>>>>

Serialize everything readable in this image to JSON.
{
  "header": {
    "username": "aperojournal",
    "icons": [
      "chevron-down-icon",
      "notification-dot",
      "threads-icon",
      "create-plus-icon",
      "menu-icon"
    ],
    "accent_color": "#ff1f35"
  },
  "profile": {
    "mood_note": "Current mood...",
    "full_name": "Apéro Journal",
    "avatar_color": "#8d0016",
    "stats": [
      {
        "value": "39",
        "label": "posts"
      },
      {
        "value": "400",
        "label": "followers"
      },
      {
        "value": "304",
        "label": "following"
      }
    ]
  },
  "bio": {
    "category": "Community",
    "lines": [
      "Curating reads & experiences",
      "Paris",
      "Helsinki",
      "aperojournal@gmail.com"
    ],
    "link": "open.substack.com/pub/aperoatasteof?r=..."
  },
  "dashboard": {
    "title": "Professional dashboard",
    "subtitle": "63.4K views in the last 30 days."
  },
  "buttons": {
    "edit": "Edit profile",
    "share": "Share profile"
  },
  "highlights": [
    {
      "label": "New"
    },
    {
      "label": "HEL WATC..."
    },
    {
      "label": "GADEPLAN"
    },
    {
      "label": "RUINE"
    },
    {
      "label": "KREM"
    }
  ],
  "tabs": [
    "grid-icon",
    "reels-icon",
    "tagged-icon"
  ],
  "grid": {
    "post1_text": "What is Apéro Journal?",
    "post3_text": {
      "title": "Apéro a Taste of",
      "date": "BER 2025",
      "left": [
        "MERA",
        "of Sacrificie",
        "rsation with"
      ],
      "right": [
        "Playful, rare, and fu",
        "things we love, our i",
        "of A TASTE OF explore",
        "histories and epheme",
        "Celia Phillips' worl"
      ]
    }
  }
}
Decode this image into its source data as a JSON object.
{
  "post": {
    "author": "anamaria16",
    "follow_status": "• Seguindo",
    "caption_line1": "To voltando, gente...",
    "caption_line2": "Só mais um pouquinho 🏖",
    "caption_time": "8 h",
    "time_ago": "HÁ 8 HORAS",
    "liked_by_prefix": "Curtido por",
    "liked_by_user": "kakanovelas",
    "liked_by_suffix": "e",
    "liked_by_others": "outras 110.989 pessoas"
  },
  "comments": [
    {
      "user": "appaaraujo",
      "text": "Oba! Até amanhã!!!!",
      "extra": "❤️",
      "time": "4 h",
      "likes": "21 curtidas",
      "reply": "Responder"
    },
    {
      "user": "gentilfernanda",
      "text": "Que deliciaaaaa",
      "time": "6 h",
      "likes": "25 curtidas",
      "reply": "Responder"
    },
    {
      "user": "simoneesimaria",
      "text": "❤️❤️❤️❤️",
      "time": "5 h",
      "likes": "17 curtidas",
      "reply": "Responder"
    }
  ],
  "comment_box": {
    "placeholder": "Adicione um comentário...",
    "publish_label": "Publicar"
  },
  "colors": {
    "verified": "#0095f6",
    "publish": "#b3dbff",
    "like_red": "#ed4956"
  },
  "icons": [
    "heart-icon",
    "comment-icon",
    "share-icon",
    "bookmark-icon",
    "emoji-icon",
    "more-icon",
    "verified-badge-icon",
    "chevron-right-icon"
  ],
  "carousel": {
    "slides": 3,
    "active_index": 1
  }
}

<<<<

(Goal of the exercise):
Each line that contains the string "chevron" counts once; say how many there are and nothing else.

(Exercise solution):
2